## GOAL:
Extract every line below that contains the word "Правительством".

++++ RECORDED DATA

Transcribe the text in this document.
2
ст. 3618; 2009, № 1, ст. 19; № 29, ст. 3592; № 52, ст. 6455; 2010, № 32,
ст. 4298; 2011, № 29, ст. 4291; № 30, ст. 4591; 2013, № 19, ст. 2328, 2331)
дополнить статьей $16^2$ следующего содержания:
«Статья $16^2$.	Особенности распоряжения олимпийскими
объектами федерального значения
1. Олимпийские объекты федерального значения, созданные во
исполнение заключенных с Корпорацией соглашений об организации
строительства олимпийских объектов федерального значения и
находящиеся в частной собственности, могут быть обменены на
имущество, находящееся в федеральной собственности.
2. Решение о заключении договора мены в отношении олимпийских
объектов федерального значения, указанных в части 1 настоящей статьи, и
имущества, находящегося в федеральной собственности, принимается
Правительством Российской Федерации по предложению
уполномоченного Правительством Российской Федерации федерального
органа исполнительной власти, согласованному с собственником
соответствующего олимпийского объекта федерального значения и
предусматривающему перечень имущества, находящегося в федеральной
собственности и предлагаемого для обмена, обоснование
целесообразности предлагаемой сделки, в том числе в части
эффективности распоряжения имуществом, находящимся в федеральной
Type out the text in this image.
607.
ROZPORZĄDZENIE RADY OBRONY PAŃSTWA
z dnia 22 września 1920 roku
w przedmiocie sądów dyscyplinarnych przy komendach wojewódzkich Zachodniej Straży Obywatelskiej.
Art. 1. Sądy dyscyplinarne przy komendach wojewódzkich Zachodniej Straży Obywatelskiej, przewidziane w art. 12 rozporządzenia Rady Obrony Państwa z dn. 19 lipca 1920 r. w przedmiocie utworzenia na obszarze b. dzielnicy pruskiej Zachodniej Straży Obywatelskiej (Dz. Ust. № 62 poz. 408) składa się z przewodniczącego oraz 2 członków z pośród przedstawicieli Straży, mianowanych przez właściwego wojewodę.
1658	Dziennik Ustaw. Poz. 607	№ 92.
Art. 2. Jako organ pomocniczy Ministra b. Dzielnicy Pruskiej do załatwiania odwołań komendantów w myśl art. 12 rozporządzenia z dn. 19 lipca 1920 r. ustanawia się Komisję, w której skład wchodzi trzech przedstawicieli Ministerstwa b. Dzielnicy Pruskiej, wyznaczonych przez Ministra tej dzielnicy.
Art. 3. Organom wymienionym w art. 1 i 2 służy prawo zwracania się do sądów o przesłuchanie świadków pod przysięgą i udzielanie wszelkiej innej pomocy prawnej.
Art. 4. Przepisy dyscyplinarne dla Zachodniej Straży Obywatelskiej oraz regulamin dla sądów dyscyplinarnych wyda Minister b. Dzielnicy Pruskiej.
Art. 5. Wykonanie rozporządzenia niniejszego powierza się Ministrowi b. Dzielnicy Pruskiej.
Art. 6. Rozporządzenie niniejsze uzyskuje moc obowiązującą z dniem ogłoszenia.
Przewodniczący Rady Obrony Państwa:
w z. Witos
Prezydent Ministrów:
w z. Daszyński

++++++++

## FINISHED TASK:
Правительством Российской Федерации по предложению
уполномоченного Правительством Российской Федерации федерального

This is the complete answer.